* _AIM_: Locate all lines with the word "cart". Copy them.

* _THE RECORDS_:
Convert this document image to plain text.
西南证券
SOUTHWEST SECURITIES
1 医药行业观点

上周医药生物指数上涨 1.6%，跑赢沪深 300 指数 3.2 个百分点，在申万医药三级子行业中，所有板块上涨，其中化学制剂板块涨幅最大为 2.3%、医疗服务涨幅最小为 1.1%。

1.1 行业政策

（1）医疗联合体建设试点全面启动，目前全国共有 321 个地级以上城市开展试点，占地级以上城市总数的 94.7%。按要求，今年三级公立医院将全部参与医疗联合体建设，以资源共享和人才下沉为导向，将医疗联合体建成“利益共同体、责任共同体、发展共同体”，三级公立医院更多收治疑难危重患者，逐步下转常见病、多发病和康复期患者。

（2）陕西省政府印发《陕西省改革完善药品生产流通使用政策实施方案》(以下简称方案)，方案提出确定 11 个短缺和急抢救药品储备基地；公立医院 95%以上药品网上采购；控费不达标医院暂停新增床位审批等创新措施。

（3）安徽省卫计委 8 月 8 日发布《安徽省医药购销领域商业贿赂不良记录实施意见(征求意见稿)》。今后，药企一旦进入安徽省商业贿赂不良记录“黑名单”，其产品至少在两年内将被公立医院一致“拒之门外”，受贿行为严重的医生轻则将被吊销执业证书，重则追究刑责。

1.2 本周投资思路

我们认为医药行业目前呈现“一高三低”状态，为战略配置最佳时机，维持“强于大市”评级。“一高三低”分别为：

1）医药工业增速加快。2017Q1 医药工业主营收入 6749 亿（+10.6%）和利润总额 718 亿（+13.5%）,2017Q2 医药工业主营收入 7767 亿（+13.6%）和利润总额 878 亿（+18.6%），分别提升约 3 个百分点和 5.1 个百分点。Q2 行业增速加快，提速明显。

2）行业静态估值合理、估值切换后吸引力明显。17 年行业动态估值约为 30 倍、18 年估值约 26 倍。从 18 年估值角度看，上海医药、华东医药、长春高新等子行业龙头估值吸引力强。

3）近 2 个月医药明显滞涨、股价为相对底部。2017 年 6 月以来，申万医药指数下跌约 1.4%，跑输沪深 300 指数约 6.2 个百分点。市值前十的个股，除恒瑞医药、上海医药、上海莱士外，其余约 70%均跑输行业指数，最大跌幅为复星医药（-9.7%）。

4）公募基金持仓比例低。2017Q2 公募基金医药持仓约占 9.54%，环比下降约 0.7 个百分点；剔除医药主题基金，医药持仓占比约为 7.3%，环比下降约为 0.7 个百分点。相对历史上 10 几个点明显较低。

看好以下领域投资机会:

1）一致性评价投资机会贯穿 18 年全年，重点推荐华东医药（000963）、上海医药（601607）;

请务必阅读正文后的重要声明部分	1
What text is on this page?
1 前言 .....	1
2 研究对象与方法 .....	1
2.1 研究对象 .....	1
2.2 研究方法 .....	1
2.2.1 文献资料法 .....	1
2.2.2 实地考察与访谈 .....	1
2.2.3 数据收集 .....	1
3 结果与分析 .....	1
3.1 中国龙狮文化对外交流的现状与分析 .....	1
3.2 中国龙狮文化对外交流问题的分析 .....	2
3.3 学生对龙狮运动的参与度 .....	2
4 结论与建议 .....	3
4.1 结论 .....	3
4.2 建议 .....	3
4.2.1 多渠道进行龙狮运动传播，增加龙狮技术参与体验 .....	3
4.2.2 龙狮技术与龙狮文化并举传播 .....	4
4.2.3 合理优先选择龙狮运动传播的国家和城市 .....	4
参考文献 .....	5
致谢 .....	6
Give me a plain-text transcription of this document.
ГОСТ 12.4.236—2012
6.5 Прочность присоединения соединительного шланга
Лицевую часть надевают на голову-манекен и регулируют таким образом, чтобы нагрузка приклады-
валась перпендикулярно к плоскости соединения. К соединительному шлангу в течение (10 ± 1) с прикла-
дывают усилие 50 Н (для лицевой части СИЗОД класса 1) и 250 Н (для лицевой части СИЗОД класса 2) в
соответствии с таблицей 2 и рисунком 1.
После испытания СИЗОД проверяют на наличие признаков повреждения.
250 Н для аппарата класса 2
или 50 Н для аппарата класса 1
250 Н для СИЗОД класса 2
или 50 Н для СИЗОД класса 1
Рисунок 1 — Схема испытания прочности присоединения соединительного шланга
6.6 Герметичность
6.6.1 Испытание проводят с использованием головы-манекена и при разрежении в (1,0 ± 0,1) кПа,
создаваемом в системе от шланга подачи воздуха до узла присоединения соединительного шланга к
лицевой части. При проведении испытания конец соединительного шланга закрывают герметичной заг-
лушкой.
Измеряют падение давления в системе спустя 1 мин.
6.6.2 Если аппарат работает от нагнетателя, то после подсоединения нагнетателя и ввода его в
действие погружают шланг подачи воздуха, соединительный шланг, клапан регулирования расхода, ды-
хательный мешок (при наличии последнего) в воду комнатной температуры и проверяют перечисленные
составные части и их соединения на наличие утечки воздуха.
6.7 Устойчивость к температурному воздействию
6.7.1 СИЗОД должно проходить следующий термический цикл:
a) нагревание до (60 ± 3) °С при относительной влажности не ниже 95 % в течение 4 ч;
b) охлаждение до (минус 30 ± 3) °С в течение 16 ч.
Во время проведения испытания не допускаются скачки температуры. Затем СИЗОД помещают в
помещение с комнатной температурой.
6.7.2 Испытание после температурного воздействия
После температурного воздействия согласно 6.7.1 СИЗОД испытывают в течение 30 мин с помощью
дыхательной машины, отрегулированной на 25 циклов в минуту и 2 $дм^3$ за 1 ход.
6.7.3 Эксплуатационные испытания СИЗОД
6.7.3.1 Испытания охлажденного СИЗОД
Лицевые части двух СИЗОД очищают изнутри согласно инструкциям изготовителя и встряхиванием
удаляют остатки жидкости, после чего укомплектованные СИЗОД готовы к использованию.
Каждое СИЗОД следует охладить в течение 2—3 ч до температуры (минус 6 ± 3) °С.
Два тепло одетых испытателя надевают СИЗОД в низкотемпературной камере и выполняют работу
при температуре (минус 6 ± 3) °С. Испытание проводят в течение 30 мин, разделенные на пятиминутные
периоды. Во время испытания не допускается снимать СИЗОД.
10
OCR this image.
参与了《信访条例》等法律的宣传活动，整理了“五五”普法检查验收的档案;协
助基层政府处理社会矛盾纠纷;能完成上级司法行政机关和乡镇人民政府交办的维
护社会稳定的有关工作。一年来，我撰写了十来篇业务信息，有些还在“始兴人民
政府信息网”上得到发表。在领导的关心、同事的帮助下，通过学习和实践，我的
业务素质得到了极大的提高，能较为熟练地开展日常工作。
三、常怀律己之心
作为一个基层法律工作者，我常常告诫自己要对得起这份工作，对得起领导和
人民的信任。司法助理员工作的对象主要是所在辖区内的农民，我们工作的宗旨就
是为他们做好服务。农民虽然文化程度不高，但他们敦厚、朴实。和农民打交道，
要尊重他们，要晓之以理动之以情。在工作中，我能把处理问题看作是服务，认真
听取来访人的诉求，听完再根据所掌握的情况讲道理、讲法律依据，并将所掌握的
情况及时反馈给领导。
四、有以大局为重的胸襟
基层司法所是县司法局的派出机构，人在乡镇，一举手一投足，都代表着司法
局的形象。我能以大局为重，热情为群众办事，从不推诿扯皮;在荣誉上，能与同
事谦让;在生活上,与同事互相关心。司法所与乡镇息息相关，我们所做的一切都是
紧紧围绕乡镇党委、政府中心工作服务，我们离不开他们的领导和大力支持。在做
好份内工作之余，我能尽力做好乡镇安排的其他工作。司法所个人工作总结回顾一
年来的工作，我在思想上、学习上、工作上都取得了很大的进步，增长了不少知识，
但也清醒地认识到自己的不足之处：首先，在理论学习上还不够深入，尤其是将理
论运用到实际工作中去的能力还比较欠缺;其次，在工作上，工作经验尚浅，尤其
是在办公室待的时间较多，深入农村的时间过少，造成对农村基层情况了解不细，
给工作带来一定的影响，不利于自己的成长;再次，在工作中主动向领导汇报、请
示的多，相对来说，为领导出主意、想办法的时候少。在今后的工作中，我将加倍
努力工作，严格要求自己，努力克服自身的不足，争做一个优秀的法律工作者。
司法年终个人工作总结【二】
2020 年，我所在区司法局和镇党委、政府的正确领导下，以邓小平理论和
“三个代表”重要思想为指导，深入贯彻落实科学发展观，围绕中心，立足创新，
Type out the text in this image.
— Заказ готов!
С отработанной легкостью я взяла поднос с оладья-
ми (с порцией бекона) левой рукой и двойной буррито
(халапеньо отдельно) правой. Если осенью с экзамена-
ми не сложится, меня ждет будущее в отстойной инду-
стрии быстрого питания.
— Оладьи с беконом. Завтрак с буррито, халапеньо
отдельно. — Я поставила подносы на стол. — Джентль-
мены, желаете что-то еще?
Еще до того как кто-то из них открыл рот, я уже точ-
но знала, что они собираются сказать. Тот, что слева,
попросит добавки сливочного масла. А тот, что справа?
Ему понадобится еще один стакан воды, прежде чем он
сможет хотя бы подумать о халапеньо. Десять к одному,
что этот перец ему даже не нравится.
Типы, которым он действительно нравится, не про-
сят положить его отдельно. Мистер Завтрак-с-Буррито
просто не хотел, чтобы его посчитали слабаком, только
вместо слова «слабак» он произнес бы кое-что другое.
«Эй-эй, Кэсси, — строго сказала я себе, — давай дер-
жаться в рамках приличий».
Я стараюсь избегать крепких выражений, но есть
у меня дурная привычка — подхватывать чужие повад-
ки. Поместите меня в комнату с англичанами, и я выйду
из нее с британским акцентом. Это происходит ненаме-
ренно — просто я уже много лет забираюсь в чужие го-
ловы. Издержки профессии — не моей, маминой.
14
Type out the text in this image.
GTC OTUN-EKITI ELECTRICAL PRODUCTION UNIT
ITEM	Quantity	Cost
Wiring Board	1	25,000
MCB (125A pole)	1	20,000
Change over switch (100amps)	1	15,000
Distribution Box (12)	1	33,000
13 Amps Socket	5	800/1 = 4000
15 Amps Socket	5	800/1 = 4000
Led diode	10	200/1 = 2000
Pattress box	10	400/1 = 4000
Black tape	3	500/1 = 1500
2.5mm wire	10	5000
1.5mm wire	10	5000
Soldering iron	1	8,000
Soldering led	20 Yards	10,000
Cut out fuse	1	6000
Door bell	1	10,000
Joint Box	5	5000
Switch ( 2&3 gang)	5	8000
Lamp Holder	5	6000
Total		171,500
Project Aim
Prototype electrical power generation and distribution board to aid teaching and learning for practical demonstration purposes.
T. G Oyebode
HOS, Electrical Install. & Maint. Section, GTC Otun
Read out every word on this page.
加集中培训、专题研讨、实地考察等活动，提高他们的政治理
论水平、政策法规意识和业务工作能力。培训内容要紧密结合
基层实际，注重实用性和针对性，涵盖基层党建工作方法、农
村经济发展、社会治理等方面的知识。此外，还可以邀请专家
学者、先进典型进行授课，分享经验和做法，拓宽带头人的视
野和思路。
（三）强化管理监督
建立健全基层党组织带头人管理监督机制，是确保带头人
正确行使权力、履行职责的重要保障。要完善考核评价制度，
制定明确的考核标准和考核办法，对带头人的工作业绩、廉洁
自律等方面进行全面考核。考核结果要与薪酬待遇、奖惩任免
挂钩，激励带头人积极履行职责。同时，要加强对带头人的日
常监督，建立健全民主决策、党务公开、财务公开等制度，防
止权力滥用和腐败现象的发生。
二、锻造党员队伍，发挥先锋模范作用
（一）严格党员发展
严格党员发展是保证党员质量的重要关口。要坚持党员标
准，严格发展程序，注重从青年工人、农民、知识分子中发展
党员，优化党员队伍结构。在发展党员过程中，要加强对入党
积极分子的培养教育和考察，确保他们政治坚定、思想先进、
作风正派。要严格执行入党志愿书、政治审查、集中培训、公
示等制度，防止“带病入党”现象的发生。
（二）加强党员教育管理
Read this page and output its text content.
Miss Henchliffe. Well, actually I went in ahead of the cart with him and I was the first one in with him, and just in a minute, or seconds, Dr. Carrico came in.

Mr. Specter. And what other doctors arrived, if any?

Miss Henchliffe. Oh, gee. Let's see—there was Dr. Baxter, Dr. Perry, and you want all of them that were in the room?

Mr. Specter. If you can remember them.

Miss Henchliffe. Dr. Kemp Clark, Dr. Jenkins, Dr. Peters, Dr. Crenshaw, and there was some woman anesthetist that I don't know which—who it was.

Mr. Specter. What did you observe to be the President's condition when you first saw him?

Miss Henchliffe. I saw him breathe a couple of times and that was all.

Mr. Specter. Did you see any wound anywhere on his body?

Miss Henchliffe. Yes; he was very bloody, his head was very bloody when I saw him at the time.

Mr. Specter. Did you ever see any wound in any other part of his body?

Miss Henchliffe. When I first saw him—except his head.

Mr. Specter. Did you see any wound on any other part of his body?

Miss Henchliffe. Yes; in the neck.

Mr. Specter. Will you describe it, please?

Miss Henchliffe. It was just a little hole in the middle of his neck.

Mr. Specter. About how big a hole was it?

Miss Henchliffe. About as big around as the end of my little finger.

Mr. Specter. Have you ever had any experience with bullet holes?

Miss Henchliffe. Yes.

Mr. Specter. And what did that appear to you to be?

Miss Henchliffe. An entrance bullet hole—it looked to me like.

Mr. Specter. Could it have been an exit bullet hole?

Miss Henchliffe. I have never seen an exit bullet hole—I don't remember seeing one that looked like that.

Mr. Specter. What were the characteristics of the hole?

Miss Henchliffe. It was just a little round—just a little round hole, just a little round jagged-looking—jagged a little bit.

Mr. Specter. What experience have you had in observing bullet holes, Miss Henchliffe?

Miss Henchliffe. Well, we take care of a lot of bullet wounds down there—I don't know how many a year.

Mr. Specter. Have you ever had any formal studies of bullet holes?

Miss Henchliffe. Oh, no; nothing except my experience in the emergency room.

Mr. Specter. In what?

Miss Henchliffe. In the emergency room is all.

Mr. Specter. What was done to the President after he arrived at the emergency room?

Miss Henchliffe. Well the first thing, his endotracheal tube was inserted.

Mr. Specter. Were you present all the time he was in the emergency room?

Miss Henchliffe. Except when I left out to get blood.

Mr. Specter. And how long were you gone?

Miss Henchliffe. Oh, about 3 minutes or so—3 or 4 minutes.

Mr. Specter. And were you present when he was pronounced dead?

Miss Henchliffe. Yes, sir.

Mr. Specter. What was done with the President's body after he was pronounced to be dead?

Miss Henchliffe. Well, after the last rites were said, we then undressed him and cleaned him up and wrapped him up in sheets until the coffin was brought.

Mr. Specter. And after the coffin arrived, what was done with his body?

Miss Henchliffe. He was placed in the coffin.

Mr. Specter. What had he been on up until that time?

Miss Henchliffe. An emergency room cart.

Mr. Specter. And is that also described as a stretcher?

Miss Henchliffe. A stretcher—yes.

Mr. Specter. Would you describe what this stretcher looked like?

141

* _REPLY_:
Miss Henchliffe. Well, actually I went in ahead of the cart with him and I was the first one in with him, and just in a minute, or seconds, Dr. Carrico came in.
Miss Henchliffe. An emergency room cart.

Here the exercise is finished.